**Dataset rows**
•••
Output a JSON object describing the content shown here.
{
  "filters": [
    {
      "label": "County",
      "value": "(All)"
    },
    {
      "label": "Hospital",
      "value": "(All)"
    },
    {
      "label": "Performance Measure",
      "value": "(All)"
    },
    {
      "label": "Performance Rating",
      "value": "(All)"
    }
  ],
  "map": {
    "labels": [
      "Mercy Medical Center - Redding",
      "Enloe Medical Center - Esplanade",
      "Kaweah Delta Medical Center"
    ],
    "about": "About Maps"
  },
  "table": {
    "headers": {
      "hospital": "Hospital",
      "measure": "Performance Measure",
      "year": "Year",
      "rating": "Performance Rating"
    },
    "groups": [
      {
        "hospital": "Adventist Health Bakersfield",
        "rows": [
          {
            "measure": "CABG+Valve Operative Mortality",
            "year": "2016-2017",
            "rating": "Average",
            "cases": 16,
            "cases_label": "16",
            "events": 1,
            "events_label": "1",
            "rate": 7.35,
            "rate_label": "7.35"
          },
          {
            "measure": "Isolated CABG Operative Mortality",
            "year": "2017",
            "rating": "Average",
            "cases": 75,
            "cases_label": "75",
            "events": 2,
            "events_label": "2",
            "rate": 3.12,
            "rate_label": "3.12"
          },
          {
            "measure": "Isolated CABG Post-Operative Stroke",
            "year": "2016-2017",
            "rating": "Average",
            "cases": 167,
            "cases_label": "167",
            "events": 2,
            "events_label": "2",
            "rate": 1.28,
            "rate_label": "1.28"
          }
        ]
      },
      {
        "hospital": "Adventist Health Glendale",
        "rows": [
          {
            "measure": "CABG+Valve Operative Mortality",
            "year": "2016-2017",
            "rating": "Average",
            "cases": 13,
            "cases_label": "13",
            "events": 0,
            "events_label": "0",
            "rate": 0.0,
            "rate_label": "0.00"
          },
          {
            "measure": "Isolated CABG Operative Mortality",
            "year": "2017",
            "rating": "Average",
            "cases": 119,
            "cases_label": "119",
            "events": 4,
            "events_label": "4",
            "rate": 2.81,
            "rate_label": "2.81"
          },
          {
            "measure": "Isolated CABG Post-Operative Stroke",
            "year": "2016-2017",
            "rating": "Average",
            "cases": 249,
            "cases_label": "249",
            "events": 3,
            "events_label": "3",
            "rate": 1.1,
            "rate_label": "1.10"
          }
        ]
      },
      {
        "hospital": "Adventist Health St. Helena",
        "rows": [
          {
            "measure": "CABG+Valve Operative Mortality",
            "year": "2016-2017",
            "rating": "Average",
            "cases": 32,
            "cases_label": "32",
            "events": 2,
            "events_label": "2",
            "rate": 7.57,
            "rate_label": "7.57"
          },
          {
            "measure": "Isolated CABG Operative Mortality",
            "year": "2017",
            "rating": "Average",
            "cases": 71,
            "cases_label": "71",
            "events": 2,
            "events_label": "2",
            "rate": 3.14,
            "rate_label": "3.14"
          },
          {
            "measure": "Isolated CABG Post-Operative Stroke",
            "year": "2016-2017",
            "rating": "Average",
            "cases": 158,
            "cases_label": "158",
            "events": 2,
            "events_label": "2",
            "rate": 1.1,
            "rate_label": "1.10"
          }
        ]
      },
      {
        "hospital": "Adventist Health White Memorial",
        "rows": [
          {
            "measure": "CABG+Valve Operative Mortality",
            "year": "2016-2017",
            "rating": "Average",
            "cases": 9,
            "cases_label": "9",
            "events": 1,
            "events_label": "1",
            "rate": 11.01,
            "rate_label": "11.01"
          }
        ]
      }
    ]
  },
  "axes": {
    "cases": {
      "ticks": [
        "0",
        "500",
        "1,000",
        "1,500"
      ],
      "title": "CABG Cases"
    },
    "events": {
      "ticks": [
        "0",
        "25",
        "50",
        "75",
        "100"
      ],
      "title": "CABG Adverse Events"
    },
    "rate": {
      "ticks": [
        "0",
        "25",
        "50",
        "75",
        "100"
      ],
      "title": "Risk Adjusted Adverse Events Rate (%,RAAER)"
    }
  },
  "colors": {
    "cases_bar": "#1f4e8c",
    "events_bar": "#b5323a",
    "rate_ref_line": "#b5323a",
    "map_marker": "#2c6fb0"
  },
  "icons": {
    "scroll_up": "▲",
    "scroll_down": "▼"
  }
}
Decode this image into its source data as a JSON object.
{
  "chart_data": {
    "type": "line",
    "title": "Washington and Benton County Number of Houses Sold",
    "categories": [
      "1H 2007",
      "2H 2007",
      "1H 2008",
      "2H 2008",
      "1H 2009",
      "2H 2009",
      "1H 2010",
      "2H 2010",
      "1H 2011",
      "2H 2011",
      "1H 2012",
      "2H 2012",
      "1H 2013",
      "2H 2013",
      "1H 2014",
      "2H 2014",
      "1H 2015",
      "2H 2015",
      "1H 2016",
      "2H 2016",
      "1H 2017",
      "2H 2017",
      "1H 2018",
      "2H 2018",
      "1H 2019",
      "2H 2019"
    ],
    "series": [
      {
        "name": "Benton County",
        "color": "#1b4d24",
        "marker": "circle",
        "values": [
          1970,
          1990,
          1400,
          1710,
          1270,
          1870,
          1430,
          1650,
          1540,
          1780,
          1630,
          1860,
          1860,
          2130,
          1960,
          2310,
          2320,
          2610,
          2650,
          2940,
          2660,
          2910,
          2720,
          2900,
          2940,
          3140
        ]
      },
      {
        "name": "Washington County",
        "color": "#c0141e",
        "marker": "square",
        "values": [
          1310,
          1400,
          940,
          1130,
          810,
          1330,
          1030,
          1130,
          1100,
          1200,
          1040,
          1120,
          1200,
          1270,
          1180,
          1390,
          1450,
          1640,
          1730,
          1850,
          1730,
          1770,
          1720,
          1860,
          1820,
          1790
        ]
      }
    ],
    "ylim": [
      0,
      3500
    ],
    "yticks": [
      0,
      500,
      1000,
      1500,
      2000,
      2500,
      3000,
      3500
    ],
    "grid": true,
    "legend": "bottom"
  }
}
•••
Copy out the whole listing exactly; please set it all down.

**Written response**
Output a JSON object describing the content shown here.
{
  "filters": [
    {
      "label": "County",
      "value": "(All)"
    },
    {
      "label": "Hospital",
      "value": "(All)"
    },
    {
      "label": "Performance Measure",
      "value": "(All)"
    },
    {
      "label": "Performance Rating",
      "value": "(All)"
    }
  ],
  "map": {
    "labels": [
      "Mercy Medical Center - Redding",
      "Enloe Medical Center - Esplanade",
      "Kaweah Delta Medical Center"
    ],
    "about": "About Maps"
  },
  "table": {
    "headers": {
      "hospital": "Hospital",
      "measure": "Performance Measure",
      "year": "Year",
      "rating": "Performance Rating"
    },
    "groups": [
      {
        "hospital": "Adventist Health Bakersfield",
        "rows": [
          {
            "measure": "CABG+Valve Operative Mortality",
            "year": "2016-2017",
            "rating": "Average",
            "cases": 16,
            "cases_label": "16",
            "events": 1,
            "events_label": "1",
            "rate": 7.35,
            "rate_label": "7.35"
          },
          {
            "measure": "Isolated CABG Operative Mortality",
            "year": "2017",
            "rating": "Average",
            "cases": 75,
            "cases_label": "75",
            "events": 2,
            "events_label": "2",
            "rate": 3.12,
            "rate_label": "3.12"
          },
          {
            "measure": "Isolated CABG Post-Operative Stroke",
            "year": "2016-2017",
            "rating": "Average",
            "cases": 167,
            "cases_label": "167",
            "events": 2,
            "events_label": "2",
            "rate": 1.28,
            "rate_label": "1.28"
          }
        ]
      },
      {
        "hospital": "Adventist Health Glendale",
        "rows": [
          {
            "measure": "CABG+Valve Operative Mortality",
            "year": "2016-2017",
            "rating": "Average",
            "cases": 13,
            "cases_label": "13",
            "events": 0,
            "events_label": "0",
            "rate": 0.0,
            "rate_label": "0.00"
          },
          {
            "measure": "Isolated CABG Operative Mortality",
            "year": "2017",
            "rating": "Average",
            "cases": 119,
            "cases_label": "119",
            "events": 4,
            "events_label": "4",
            "rate": 2.81,
            "rate_label": "2.81"
          },
          {
            "measure": "Isolated CABG Post-Operative Stroke",
            "year": "2016-2017",
            "rating": "Average",
            "cases": 249,
            "cases_label": "249",
            "events": 3,
            "events_label": "3",
            "rate": 1.1,
            "rate_label": "1.10"
          }
        ]
      },
      {
        "hospital": "Adventist Health St. Helena",
        "rows": [
          {
            "measure": "CABG+Valve Operative Mortality",
            "year": "2016-2017",
            "rating": "Average",
            "cases": 32,
            "cases_label": "32",
            "events": 2,
            "events_label": "2",
            "rate": 7.57,
            "rate_label": "7.57"
          },
          {
            "measure": "Isolated CABG Operative Mortality",
            "year": "2017",
            "rating": "Average",
            "cases": 71,
            "cases_label": "71",
            "events": 2,
            "events_label": "2",
            "rate": 3.14,
            "rate_label": "3.14"
          },
          {
            "measure": "Isolated CABG Post-Operative Stroke",
            "year": "2016-2017",
            "rating": "Average",
            "cases": 158,
            "cases_label": "158",
            "events": 2,
            "events_label": "2",
            "rate": 1.1,
            "rate_label": "1.10"
          }
        ]
      },
      {
        "hospital": "Adventist Health White Memorial",
        "rows": [
          {
            "measure": "CABG+Valve Operative Mortality",
            "year": "2016-2017",
            "rating": "Average",
            "cases": 9,
            "cases_label": "9",
            "events": 1,
            "events_label": "1",
            "rate": 11.01,
            "rate_label": "11.01"
          }
        ]
      }
    ]
  },
  "axes": {
    "cases": {
      "ticks": [
        "0",
        "500",
        "1,000",
        "1,500"
      ],
      "title": "CABG Cases"
    },
    "events": {
      "ticks": [
        "0",
        "25",
        "50",
        "75",
        "100"
      ],
      "title": "CABG Adverse Events"
    },
    "rate": {
      "ticks": [
        "0",
        "25",
        "50",
        "75",
        "100"
      ],
      "title": "Risk Adjusted Adverse Events Rate (%,RAAER)"
    }
  },
  "colors": {
    "cases_bar": "#1f4e8c",
    "events_bar": "#b5323a",
    "rate_ref_line": "#b5323a",
    "map_marker": "#2c6fb0"
  },
  "icons": {
    "scroll_up": "▲",
    "scroll_down": "▼"
  }
}
Decode this image into its source data as a JSON object.
{
  "chart_data": {
    "type": "line",
    "title": "Washington and Benton County Number of Houses Sold",
    "categories": [
      "1H 2007",
      "2H 2007",
      "1H 2008",
      "2H 2008",
      "1H 2009",
      "2H 2009",
      "1H 2010",
      "2H 2010",
      "1H 2011",
      "2H 2011",
      "1H 2012",
      "2H 2012",
      "1H 2013",
      "2H 2013",
      "1H 2014",
      "2H 2014",
      "1H 2015",
      "2H 2015",
      "1H 2016",
      "2H 2016",
      "1H 2017",
      "2H 2017",
      "1H 2018",
      "2H 2018",
      "1H 2019",
      "2H 2019"
    ],
    "series": [
      {
        "name": "Benton County",
        "color": "#1b4d24",
        "marker": "circle",
        "values": [
          1970,
          1990,
          1400,
          1710,
          1270,
          1870,
          1430,
          1650,
          1540,
          1780,
          1630,
          1860,
          1860,
          2130,
          1960,
          2310,
          2320,
          2610,
          2650,
          2940,
          2660,
          2910,
          2720,
          2900,
          2940,
          3140
        ]
      },
      {
        "name": "Washington County",
        "color": "#c0141e",
        "marker": "square",
        "values": [
          1310,
          1400,
          940,
          1130,
          810,
          1330,
          1030,
          1130,
          1100,
          1200,
          1040,
          1120,
          1200,
          1270,
          1180,
          1390,
          1450,
          1640,
          1730,
          1850,
          1730,
          1770,
          1720,
          1860,
          1820,
          1790
        ]
      }
    ],
    "ylim": [
      0,
      3500
    ],
    "yticks": [
      0,
      500,
      1000,
      1500,
      2000,
      2500,
      3000,
      3500
    ],
    "grid": true,
    "legend": "bottom"
  }
}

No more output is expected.